— START OF Dataset —
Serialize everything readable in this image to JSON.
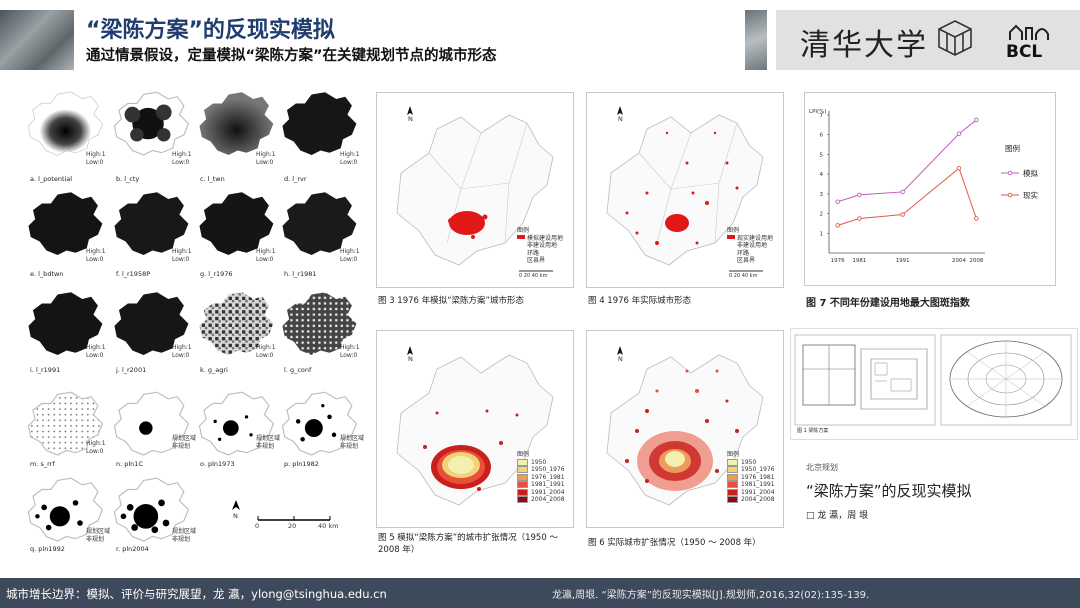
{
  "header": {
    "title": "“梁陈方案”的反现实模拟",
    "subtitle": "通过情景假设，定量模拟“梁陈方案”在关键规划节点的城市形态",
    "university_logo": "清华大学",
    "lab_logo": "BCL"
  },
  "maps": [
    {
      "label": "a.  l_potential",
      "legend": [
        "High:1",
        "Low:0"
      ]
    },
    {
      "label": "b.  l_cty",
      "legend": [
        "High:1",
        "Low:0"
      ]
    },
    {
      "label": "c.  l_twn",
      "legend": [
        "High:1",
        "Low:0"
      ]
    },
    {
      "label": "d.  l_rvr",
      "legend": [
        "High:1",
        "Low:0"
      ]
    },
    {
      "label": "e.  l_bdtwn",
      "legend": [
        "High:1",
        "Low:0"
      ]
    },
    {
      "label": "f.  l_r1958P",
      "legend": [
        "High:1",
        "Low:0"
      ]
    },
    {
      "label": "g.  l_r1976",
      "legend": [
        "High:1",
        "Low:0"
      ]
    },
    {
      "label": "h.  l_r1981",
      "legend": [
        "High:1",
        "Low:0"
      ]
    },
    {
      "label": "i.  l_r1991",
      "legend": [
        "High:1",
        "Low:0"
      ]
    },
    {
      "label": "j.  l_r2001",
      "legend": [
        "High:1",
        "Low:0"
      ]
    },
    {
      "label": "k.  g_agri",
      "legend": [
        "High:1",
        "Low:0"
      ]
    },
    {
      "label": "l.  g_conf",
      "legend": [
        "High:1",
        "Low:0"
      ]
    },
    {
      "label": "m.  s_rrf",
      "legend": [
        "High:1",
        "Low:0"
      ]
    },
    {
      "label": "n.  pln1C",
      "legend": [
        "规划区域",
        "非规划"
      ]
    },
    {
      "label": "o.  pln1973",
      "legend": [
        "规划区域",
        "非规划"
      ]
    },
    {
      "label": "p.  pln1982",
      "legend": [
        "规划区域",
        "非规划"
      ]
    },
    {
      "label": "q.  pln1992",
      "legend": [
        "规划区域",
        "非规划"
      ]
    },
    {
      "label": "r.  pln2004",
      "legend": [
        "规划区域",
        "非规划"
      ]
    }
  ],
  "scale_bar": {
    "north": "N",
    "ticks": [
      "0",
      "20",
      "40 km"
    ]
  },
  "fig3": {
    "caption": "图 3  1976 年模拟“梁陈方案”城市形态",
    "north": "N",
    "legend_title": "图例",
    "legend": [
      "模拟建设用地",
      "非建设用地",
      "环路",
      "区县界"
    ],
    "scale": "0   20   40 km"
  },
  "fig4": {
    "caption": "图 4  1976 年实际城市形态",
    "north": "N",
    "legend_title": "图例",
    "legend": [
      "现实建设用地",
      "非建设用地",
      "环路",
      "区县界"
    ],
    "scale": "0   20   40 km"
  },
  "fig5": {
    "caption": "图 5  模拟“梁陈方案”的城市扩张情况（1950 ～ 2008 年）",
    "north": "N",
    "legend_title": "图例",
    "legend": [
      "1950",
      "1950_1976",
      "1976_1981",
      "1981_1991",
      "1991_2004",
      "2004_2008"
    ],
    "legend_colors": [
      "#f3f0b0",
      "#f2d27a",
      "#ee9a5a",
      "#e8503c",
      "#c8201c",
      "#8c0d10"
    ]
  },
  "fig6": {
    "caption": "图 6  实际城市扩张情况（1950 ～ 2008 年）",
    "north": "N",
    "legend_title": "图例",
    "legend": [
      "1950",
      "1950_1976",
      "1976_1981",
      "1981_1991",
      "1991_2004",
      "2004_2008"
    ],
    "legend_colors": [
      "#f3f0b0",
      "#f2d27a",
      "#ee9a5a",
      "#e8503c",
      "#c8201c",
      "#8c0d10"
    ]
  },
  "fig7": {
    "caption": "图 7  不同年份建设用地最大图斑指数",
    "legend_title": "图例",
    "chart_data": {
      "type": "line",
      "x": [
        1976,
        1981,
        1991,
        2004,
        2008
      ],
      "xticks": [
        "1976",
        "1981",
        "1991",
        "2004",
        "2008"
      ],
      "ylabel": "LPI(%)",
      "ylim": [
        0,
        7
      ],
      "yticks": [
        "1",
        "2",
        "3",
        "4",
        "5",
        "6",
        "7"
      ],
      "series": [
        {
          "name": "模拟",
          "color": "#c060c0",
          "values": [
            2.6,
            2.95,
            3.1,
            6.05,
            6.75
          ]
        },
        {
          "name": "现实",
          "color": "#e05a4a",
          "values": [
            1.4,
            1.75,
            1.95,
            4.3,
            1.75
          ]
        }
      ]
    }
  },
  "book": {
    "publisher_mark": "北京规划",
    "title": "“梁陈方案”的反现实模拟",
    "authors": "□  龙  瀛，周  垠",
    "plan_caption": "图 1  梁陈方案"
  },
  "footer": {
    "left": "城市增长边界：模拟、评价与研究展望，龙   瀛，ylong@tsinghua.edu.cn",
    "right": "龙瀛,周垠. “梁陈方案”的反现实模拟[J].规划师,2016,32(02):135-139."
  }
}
— END OF Dataset —
— START OF Dataset —
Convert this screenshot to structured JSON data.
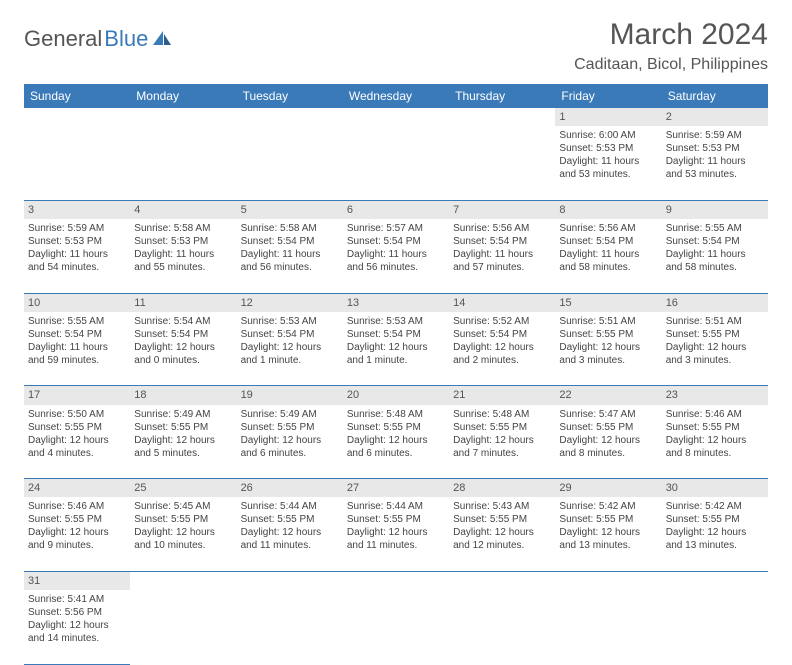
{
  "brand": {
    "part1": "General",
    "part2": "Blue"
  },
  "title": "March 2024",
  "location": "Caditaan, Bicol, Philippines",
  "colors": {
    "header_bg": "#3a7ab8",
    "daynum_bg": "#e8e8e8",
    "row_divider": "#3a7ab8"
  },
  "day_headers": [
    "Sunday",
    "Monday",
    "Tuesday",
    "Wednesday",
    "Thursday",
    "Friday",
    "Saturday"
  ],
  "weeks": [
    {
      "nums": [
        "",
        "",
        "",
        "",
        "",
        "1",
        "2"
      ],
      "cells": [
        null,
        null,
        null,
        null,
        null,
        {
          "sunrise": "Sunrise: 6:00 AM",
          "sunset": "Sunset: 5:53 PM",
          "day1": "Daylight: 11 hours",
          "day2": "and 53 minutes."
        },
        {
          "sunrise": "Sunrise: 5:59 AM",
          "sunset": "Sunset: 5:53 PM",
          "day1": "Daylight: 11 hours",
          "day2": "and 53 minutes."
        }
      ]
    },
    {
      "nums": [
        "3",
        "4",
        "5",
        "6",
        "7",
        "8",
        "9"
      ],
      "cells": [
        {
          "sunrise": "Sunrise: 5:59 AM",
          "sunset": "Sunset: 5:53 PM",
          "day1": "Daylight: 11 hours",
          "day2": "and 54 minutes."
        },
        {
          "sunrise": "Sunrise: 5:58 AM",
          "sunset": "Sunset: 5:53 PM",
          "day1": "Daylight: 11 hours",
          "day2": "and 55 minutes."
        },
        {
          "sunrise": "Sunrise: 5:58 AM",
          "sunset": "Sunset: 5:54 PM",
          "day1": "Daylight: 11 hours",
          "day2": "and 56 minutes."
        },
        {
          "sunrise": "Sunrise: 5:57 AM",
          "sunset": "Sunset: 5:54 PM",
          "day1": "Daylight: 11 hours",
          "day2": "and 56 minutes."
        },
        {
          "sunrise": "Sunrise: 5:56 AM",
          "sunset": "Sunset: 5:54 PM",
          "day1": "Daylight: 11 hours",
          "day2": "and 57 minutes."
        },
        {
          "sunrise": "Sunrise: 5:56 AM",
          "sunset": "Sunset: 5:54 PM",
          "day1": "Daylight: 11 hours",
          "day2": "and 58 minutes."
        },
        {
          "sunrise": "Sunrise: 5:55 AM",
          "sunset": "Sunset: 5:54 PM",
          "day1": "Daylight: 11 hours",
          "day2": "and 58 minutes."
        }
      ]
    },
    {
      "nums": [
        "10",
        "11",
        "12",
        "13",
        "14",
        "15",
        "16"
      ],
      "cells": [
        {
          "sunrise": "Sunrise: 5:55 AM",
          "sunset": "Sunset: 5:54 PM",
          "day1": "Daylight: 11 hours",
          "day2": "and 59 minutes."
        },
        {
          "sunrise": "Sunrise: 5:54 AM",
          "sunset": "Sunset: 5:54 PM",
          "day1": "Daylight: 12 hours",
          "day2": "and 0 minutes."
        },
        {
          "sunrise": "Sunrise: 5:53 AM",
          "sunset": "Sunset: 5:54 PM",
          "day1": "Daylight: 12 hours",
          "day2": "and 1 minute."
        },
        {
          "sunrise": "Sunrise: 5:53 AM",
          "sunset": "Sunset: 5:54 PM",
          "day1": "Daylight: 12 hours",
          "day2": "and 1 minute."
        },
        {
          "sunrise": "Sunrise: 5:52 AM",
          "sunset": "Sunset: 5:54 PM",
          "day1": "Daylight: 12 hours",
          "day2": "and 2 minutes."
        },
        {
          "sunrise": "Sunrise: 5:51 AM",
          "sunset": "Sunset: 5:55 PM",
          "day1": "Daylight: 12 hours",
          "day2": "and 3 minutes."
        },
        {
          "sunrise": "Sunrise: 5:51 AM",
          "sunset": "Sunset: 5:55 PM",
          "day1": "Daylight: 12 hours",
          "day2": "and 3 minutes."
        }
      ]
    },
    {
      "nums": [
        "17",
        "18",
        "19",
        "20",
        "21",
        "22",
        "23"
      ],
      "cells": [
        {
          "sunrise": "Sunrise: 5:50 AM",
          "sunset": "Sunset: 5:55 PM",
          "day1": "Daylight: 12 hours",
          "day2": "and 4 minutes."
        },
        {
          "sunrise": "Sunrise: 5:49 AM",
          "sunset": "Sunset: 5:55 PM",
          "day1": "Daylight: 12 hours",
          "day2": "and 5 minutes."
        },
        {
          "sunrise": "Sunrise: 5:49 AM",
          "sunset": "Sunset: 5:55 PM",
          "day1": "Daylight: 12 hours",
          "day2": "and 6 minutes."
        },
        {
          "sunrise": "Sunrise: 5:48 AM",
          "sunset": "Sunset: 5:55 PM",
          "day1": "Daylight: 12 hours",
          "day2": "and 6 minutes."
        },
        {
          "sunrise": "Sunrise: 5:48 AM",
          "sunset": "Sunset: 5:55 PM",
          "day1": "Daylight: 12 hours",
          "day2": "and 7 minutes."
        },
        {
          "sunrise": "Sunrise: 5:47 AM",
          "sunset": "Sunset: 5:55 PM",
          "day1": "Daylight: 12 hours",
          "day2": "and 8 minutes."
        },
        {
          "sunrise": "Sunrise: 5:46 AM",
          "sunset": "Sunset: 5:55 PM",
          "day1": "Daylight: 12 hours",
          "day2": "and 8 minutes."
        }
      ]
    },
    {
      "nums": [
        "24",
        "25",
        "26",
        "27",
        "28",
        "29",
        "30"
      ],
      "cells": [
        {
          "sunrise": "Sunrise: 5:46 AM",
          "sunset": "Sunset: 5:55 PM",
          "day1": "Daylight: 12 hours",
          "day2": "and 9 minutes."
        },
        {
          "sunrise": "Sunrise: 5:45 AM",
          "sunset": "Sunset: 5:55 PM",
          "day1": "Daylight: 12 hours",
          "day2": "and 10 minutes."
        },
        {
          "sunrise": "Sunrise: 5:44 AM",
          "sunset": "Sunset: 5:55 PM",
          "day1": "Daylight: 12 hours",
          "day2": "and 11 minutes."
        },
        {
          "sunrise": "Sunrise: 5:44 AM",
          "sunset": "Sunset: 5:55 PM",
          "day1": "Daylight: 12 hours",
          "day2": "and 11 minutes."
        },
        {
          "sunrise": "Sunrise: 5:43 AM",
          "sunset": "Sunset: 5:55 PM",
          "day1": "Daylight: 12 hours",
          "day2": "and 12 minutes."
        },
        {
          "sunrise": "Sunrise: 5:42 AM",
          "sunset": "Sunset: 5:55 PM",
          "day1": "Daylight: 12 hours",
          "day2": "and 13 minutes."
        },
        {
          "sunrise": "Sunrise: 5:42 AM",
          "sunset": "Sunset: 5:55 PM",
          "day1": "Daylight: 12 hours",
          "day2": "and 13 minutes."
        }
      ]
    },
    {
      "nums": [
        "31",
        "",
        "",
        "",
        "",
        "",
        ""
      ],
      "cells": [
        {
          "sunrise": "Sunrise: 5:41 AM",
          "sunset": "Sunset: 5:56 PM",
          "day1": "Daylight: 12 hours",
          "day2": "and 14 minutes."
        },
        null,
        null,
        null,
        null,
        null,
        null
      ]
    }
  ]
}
— END OF Dataset —
### Task objective
Pick out all the lines with the word "梁陈方案" in them and copy them.

### Solved problem
    "title": "“梁陈方案”的反现实模拟",
    "subtitle": "通过情景假设，定量模拟“梁陈方案”在关键规划节点的城市形态",
    "caption": "图 3  1976 年模拟“梁陈方案”城市形态",
    "caption": "图 5  模拟“梁陈方案”的城市扩张情况（1950 ～ 2008 年）",
    "title": "“梁陈方案”的反现实模拟",
    "plan_caption": "图 1  梁陈方案"
    "right": "龙瀛,周垠. “梁陈方案”的反现实模拟[J].规划师,2016,32(02):135-139."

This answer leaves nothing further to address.